Exercise instructions:
Without the pictures, output the records below exactly as they are.
--- The records ---
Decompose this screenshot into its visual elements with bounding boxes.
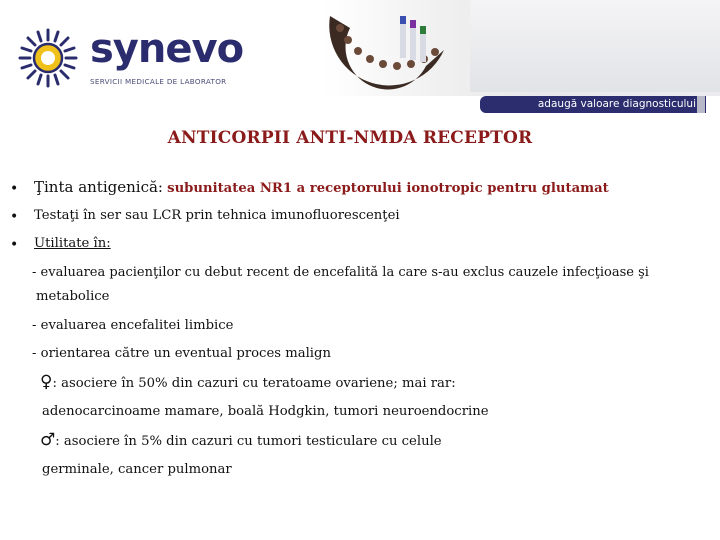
brand-name: synevo [90,26,244,72]
header-banner [0,0,720,120]
male-association-line [40,430,442,450]
ribbon-tip [697,96,705,113]
page-title: ANTICORPII ANTI-NMDA RECEPTOR [167,128,533,148]
female-association-line [40,372,456,392]
bullet-method: Testaţi în ser sau LCR prin tehnica imunofluorescenţei [34,208,400,223]
utility-line-3: - orientarea către un eventual proces malign [32,346,331,361]
slogan-text: adaugă valoare diagnosticului [537,98,696,110]
target-label: Ţinta antigenică: [34,178,163,196]
female-symbol-icon: ♀ [40,372,53,392]
brand-tagline: SERVICII MEDICALE DE LABORATOR [90,77,227,86]
target-value: subunitatea NR1 a receptorului ionotropic pentru glutamat [167,181,609,196]
bullet-marker: • [10,237,19,253]
utility-label: Utilitate în: [34,236,111,251]
female-association-a: : asociere în 50% din cazuri cu teratoame ovariene; mai rar: [52,376,456,391]
bullet-target [34,178,609,196]
lab-bench-image [470,0,720,92]
utility-line-2: - evaluarea encefalitei limbice [32,318,234,333]
female-association-b: adenocarcinoame mamare, boală Hodgkin, tumori neuroendocrine [42,404,489,419]
utility-line-1a: - evaluarea pacienţilor cu debut recent de encefalită la care s-au exclus cauzele infecţioase şi [32,265,649,280]
male-association-a: : asociere în 5% din cazuri cu tumori testiculare cu celule [55,434,442,449]
male-symbol-icon: ♂ [40,430,56,450]
utility-line-1b: metabolice [36,289,110,304]
bullet-marker: • [10,209,19,225]
bullet-marker: • [10,181,19,197]
male-association-b: germinale, cancer pulmonar [42,462,232,477]
synevo-sun-logo-icon [14,24,82,92]
sample-tray-image [322,6,452,94]
slogan-ribbon [480,96,706,113]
---
Task output:
Decompose this screenshot into its visual elements with bounding boxes.
brand-name: synevo [90,26,244,72]
header-banner [0,0,720,120]
male-association-line [40,430,442,450]
ribbon-tip [697,96,705,113]
page-title: ANTICORPII ANTI-NMDA RECEPTOR [167,128,533,148]
female-association-line [40,372,456,392]
bullet-method: Testaţi în ser sau LCR prin tehnica imunofluorescenţei [34,208,400,223]
utility-line-3: - orientarea către un eventual proces malign [32,346,331,361]
slogan-text: adaugă valoare diagnosticului [537,98,696,110]
target-label: Ţinta antigenică: [34,178,163,196]
female-symbol-icon: ♀ [40,372,53,392]
brand-tagline: SERVICII MEDICALE DE LABORATOR [90,77,227,86]
target-value: subunitatea NR1 a receptorului ionotropic pentru glutamat [167,181,609,196]
bullet-marker: • [10,237,19,253]
utility-label: Utilitate în: [34,236,111,251]
female-association-a: : asociere în 50% din cazuri cu teratoame ovariene; mai rar: [52,376,456,391]
bullet-target [34,178,609,196]
lab-bench-image [470,0,720,92]
utility-line-2: - evaluarea encefalitei limbice [32,318,234,333]
female-association-b: adenocarcinoame mamare, boală Hodgkin, tumori neuroendocrine [42,404,489,419]
utility-line-1a: - evaluarea pacienţilor cu debut recent de encefalită la care s-au exclus cauzele infecţioase şi [32,265,649,280]
male-association-a: : asociere în 5% din cazuri cu tumori testiculare cu celule [55,434,442,449]
male-symbol-icon: ♂ [40,430,56,450]
utility-line-1b: metabolice [36,289,110,304]
bullet-marker: • [10,209,19,225]
bullet-marker: • [10,181,19,197]
male-association-b: germinale, cancer pulmonar [42,462,232,477]
synevo-sun-logo-icon [14,24,82,92]
sample-tray-image [322,6,452,94]
slogan-ribbon [480,96,706,113]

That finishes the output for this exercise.